WHAT YOU WILL DO: Skip the pictures and quote all of the lines exactly.

INPUT ROWS:
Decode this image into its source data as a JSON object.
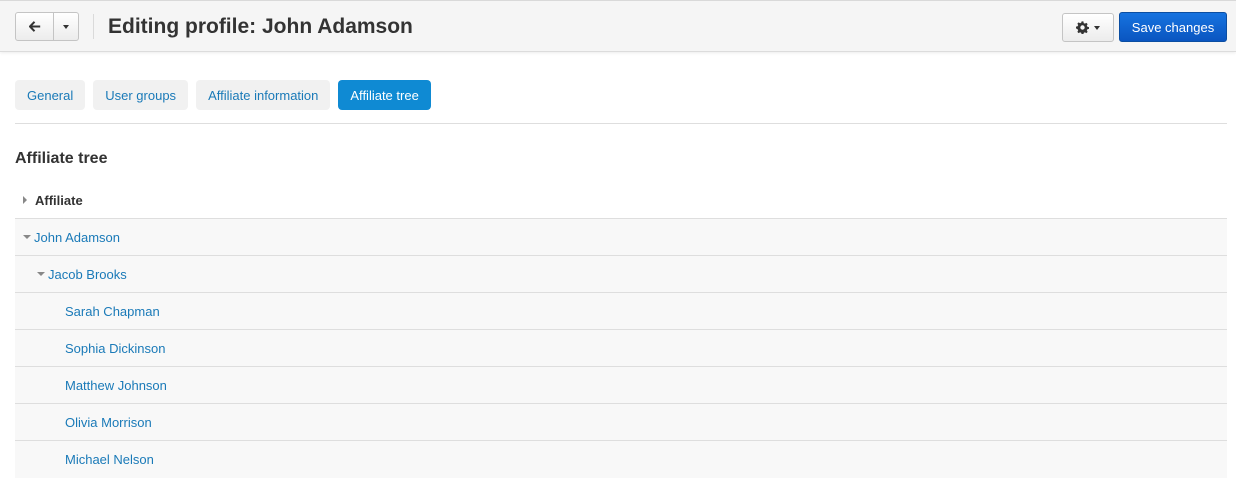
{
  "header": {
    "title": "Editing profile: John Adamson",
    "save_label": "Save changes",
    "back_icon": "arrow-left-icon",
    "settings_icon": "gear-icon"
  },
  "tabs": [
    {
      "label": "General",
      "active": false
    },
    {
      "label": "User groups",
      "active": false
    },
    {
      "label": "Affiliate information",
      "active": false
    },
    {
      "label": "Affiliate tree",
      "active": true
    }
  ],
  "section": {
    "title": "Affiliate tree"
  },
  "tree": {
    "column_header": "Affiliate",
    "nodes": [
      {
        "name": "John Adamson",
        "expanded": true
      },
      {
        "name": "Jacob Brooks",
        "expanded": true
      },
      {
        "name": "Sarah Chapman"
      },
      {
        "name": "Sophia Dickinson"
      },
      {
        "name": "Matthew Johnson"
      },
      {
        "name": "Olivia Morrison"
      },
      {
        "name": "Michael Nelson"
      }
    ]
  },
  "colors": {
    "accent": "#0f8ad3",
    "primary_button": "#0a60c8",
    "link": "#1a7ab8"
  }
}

FULL SOLUTION:
Decode this image into its source data as a JSON object.
{
  "header": {
    "title": "Editing profile: John Adamson",
    "save_label": "Save changes",
    "back_icon": "arrow-left-icon",
    "settings_icon": "gear-icon"
  },
  "tabs": [
    {
      "label": "General",
      "active": false
    },
    {
      "label": "User groups",
      "active": false
    },
    {
      "label": "Affiliate information",
      "active": false
    },
    {
      "label": "Affiliate tree",
      "active": true
    }
  ],
  "section": {
    "title": "Affiliate tree"
  },
  "tree": {
    "column_header": "Affiliate",
    "nodes": [
      {
        "name": "John Adamson",
        "expanded": true
      },
      {
        "name": "Jacob Brooks",
        "expanded": true
      },
      {
        "name": "Sarah Chapman"
      },
      {
        "name": "Sophia Dickinson"
      },
      {
        "name": "Matthew Johnson"
      },
      {
        "name": "Olivia Morrison"
      },
      {
        "name": "Michael Nelson"
      }
    ]
  },
  "colors": {
    "accent": "#0f8ad3",
    "primary_button": "#0a60c8",
    "link": "#1a7ab8"
  }
}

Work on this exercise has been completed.